WHAT TO PRODUCE :: Look through the records below, and copy out every line that holds the string "price".

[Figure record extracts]
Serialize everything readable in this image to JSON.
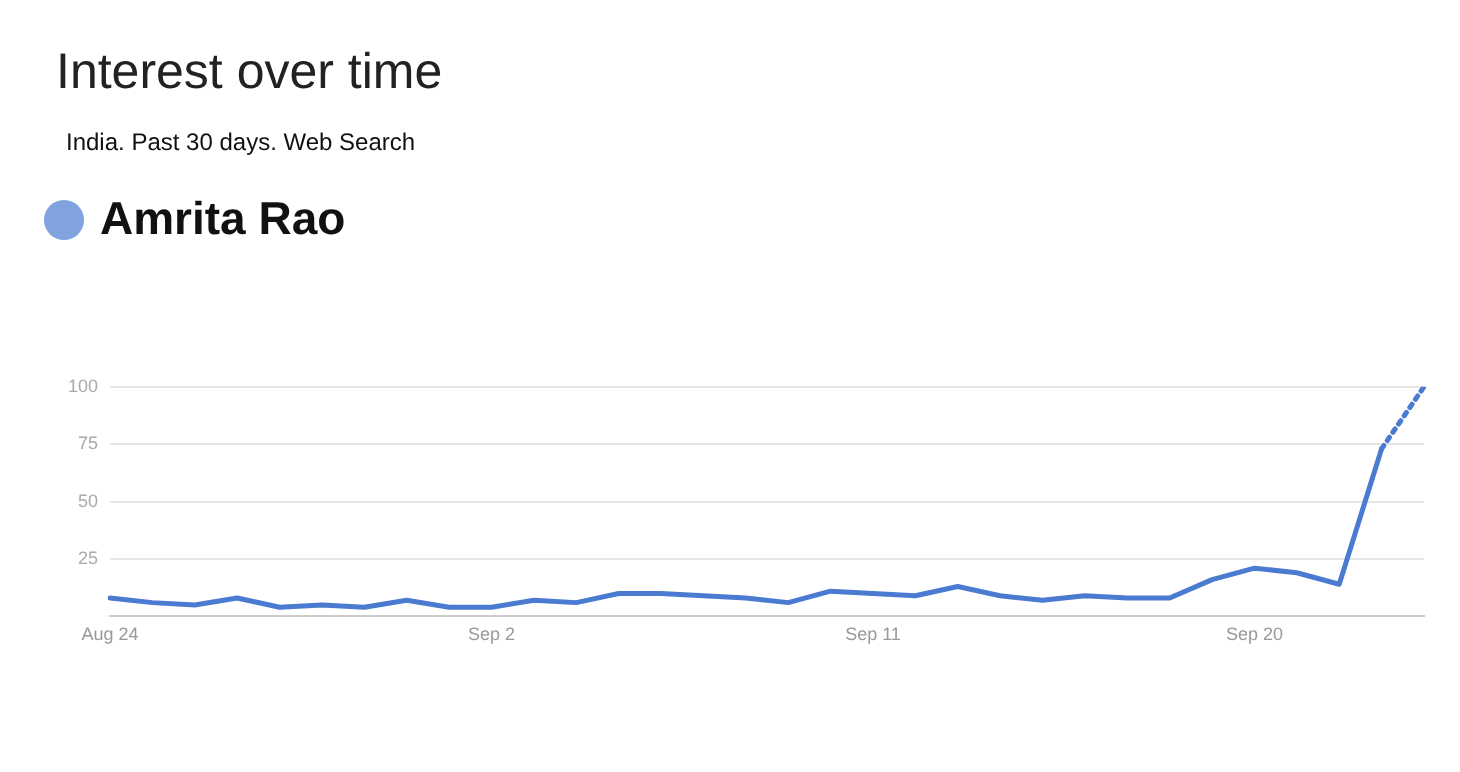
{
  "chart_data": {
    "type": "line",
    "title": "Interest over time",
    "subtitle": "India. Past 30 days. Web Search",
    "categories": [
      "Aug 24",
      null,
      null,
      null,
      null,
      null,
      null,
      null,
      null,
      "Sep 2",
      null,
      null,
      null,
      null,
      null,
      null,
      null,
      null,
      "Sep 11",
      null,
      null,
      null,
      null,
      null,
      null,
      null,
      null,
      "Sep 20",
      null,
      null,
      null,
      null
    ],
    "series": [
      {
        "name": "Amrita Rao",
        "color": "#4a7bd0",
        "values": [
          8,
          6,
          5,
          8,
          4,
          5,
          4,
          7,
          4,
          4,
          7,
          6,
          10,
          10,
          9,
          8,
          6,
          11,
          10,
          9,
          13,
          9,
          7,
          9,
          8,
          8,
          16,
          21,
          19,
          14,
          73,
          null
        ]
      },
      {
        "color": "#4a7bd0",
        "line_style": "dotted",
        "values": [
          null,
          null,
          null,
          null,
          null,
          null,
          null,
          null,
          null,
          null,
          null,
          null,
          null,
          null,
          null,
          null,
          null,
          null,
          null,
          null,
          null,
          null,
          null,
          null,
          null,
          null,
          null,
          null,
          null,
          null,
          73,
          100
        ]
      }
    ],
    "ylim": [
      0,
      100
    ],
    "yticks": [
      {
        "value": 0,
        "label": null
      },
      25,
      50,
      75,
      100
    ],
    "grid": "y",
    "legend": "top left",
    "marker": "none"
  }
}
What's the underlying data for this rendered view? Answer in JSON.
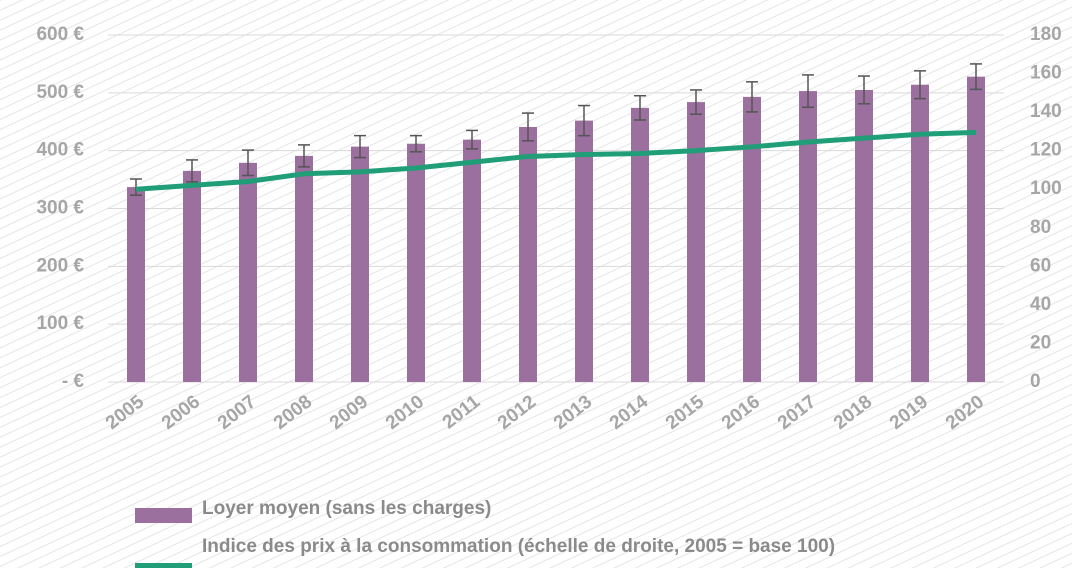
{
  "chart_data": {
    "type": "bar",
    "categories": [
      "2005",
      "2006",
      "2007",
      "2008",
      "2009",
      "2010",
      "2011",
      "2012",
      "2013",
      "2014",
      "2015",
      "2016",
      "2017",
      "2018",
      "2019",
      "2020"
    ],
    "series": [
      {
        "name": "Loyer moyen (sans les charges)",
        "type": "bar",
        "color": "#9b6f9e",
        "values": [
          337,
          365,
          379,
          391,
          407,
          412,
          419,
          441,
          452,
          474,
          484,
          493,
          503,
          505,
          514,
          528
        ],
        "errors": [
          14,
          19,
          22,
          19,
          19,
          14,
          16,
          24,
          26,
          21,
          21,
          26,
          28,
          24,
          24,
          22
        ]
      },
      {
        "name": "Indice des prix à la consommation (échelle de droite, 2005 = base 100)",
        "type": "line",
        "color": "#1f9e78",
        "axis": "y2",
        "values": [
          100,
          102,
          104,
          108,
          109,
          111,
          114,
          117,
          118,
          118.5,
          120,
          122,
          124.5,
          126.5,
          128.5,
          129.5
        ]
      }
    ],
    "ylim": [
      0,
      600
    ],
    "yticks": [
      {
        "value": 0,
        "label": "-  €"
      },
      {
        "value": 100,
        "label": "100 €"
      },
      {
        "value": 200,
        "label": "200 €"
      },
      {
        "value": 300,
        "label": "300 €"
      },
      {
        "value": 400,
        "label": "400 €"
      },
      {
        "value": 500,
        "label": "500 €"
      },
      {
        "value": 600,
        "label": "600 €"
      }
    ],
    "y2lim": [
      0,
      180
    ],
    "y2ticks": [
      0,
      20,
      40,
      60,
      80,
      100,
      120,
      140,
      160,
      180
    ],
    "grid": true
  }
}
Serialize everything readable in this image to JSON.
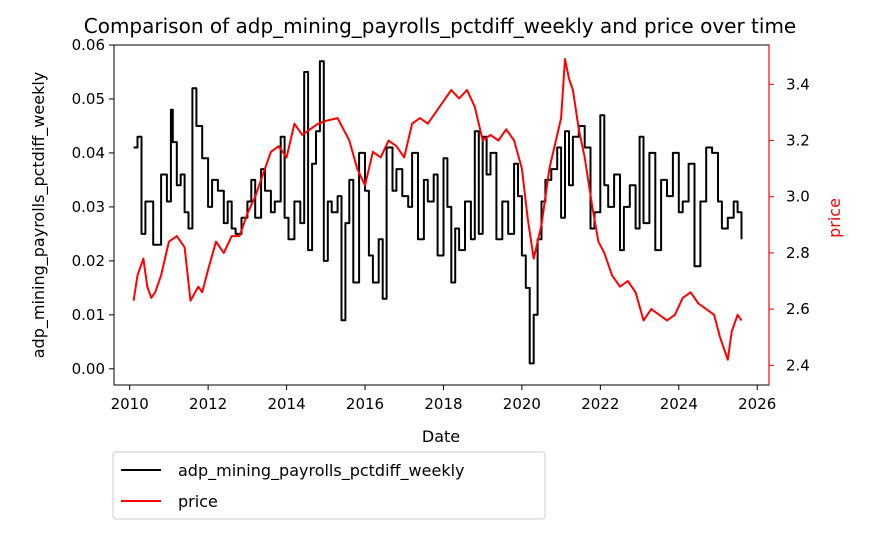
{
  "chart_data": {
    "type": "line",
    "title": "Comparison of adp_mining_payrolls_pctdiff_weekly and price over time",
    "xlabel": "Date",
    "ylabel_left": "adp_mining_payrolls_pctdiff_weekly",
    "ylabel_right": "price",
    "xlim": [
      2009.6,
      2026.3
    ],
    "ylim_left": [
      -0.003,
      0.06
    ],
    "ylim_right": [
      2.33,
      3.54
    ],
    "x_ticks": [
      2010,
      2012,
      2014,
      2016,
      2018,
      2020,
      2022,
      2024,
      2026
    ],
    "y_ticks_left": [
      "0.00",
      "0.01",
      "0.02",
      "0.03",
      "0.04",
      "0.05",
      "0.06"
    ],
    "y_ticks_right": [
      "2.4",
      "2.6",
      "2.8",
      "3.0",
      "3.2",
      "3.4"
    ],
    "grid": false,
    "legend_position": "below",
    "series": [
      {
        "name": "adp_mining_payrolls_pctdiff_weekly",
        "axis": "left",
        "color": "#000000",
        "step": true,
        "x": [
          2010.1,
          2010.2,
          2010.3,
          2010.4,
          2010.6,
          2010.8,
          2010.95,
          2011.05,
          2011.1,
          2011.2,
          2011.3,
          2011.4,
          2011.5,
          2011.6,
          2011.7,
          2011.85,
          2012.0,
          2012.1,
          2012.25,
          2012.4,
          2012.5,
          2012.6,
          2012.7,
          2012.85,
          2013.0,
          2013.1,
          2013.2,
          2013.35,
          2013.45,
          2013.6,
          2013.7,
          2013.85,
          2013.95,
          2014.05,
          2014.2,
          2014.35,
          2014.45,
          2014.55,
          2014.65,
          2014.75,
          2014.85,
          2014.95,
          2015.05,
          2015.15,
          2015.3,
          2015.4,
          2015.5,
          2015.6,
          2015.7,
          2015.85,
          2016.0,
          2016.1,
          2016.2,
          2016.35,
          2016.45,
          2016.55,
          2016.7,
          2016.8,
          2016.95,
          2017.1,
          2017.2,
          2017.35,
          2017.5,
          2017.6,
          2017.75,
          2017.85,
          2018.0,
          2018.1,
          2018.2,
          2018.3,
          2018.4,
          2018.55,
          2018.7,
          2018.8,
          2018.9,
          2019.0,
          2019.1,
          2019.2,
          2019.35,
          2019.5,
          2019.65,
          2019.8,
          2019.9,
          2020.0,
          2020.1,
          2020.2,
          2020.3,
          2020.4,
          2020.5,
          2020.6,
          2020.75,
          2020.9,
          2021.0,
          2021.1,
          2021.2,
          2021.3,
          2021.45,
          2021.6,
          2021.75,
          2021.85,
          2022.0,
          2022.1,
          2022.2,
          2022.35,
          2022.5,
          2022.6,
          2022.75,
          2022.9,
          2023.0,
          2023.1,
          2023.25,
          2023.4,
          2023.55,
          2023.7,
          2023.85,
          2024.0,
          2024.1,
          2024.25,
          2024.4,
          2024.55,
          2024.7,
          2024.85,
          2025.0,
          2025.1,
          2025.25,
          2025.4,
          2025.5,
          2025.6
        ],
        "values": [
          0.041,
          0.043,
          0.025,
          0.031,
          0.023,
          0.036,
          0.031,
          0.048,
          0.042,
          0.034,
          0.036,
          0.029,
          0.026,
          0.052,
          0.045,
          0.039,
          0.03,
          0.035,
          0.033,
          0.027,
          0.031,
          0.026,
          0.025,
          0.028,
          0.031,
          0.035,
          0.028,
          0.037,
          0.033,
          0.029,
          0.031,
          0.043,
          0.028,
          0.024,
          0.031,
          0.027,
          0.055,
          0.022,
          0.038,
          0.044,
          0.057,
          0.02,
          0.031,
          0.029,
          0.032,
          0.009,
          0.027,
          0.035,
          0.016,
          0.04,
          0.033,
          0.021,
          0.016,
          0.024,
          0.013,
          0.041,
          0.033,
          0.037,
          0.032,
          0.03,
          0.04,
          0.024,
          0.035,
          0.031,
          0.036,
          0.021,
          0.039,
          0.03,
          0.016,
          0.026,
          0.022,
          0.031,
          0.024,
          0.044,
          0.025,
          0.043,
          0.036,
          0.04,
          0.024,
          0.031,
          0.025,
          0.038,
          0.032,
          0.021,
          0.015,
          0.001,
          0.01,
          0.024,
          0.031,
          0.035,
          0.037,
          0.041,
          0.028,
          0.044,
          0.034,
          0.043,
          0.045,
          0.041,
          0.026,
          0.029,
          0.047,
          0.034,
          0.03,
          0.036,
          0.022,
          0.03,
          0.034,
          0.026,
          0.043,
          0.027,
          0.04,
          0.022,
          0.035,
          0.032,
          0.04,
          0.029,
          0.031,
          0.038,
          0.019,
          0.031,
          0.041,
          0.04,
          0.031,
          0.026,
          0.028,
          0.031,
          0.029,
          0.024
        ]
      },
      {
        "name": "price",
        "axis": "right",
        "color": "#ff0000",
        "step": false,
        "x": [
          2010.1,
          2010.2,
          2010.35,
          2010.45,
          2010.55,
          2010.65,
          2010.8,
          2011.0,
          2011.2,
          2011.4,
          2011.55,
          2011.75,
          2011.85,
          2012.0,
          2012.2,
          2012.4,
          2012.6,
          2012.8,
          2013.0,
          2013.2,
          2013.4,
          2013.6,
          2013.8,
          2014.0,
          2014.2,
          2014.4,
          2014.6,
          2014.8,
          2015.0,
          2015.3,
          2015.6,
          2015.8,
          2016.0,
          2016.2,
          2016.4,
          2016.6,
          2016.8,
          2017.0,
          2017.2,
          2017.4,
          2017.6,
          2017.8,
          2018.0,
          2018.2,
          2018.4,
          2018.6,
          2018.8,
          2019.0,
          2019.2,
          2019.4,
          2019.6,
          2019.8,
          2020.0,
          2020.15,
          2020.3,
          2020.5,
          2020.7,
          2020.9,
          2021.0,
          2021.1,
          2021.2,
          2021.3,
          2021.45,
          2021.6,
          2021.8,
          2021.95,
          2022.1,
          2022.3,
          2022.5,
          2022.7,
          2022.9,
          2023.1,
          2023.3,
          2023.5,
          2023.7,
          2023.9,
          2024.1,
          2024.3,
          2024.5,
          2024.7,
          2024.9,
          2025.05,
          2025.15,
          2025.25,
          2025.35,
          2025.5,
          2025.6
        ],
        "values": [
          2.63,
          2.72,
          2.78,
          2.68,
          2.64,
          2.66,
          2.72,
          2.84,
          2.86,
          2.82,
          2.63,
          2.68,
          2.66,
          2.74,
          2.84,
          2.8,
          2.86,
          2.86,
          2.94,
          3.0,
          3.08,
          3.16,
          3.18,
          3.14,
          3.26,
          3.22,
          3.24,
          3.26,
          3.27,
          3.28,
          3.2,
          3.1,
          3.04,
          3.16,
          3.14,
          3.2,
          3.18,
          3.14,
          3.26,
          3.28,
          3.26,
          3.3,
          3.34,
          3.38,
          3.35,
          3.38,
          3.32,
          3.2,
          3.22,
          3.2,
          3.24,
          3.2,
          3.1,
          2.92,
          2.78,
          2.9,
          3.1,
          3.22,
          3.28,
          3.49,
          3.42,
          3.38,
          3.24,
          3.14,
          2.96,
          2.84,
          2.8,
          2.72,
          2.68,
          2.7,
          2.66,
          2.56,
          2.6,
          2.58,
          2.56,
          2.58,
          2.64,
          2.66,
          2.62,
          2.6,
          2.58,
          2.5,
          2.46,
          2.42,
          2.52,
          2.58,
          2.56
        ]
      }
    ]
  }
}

ANSWER BELOW ::
    "title": "Comparison of adp_mining_payrolls_pctdiff_weekly and price over time",
    "ylabel_right": "price",
        "name": "price",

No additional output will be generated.